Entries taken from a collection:
# # #

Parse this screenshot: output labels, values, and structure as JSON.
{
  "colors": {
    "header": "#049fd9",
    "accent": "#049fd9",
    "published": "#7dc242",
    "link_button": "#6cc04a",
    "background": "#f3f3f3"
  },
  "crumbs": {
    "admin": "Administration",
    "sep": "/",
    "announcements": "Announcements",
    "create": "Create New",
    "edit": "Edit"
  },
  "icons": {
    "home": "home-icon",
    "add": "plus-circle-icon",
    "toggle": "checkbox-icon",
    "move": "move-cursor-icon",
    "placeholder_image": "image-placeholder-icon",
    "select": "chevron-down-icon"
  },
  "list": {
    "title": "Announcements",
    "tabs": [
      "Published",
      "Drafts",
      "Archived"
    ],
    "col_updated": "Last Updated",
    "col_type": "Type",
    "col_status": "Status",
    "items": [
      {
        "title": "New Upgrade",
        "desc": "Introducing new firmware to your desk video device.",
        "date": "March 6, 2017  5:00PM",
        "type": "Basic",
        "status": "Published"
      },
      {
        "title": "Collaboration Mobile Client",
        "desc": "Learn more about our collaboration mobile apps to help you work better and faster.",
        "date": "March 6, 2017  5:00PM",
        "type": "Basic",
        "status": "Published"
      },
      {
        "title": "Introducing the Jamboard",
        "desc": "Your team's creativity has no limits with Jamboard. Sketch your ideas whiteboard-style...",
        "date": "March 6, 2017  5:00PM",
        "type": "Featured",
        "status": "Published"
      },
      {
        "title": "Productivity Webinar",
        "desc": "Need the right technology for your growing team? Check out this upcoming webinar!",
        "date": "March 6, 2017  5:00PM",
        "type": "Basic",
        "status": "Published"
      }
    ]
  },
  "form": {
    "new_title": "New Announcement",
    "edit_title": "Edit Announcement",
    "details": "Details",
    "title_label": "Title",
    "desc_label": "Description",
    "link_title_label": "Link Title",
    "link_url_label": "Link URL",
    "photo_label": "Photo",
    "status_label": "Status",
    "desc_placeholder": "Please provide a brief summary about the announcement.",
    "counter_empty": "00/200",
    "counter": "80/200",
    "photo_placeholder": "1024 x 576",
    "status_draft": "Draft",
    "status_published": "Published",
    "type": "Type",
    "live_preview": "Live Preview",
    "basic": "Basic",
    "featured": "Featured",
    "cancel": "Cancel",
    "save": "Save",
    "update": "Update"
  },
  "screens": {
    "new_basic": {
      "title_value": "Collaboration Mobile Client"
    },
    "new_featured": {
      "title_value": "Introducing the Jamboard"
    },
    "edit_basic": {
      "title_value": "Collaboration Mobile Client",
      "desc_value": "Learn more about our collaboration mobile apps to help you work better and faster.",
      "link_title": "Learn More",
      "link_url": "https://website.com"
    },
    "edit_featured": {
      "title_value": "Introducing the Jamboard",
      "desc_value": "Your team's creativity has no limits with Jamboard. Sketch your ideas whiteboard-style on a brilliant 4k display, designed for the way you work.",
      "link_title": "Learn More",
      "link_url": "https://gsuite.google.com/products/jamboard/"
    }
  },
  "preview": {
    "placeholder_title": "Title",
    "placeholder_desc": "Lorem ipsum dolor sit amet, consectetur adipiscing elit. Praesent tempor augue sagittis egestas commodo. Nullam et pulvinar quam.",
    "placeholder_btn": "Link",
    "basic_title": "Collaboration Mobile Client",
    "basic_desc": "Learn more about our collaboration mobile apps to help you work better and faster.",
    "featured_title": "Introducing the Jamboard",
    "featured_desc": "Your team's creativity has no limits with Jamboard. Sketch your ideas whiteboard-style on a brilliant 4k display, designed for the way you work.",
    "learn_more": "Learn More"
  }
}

# # #

#### REQUIREMENT
Return the lines of the records that include the string "style".

#### THE RESPONSE
        "desc": "Your team's creativity has no limits with Jamboard. Sketch your ideas whiteboard-style...",
      "desc_value": "Your team's creativity has no limits with Jamboard. Sketch your ideas whiteboard-style on a brilliant 4k display, designed for the way you work.",
    "featured_desc": "Your team's creativity has no limits with Jamboard. Sketch your ideas whiteboard-style on a brilliant 4k display, designed for the way you work.",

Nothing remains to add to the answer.